(Extracted records)
'''

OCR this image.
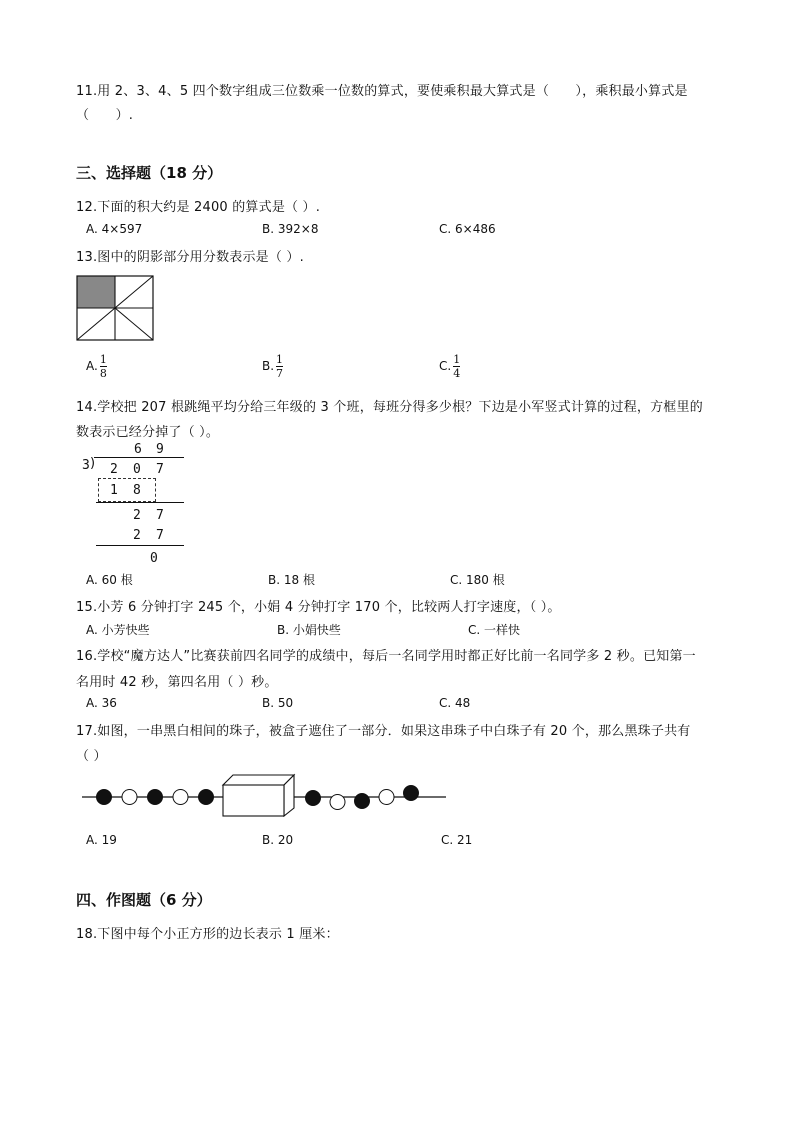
11.用 2、3、4、5 四个数字组成三位数乘一位数的算式，要使乘积最大算式是（　　），乘积最小算式是
（　　）.
三、选择题（18 分）
12.下面的积大约是 2400 的算式是（ ）.
A. 4×597	B. 392×8	C. 6×486
13.图中的阴影部分用分数表示是（ ）.
A. $\frac{1}{8}$	B. $\frac{1}{7}$	C. $\frac{1}{4}$
14.学校把 207 根跳绳平均分给三年级的 3 个班，每班分得多少根？下边是小军竖式计算的过程，方框里的
数表示已经分掉了（ ）。
6 9
3 ) 2 0 7
1 8
2 7
2 7
0
A. 60 根	B. 18 根	C. 180 根
15.小芳 6 分钟打字 245 个，小娟 4 分钟打字 170 个，比较两人打字速度，（ ）。
A. 小芳快些	B. 小娟快些	C. 一样快
16.学校“魔方达人”比赛获前四名同学的成绩中，每后一名同学用时都正好比前一名同学多 2 秒。已知第一
名用时 42 秒，第四名用（ ）秒。
A. 36	B. 50	C. 48
17.如图，一串黑白相间的珠子，被盒子遮住了一部分．如果这串珠子中白珠子有 20 个，那么黑珠子共有
（ ）
A. 19	B. 20	C. 21
四、作图题（6 分）
18.下图中每个小正方形的边长表示 1 厘米：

'''

Copy out each record shown above without alteration, skipping any picture.

OCR this image.
11.用 2、3、4、5 四个数字组成三位数乘一位数的算式，要使乘积最大算式是（　　），乘积最小算式是
（　　）.
三、选择题（18 分）
12.下面的积大约是 2400 的算式是（ ）.
A. 4×597	B. 392×8	C. 6×486
13.图中的阴影部分用分数表示是（ ）.
A. $\frac{1}{8}$	B. $\frac{1}{7}$	C. $\frac{1}{4}$
14.学校把 207 根跳绳平均分给三年级的 3 个班，每班分得多少根？下边是小军竖式计算的过程，方框里的
数表示已经分掉了（ ）。
6 9
3 ) 2 0 7
1 8
2 7
2 7
0
A. 60 根	B. 18 根	C. 180 根
15.小芳 6 分钟打字 245 个，小娟 4 分钟打字 170 个，比较两人打字速度，（ ）。
A. 小芳快些	B. 小娟快些	C. 一样快
16.学校“魔方达人”比赛获前四名同学的成绩中，每后一名同学用时都正好比前一名同学多 2 秒。已知第一
名用时 42 秒，第四名用（ ）秒。
A. 36	B. 50	C. 48
17.如图，一串黑白相间的珠子，被盒子遮住了一部分．如果这串珠子中白珠子有 20 个，那么黑珠子共有
（ ）
A. 19	B. 20	C. 21
四、作图题（6 分）
18.下图中每个小正方形的边长表示 1 厘米：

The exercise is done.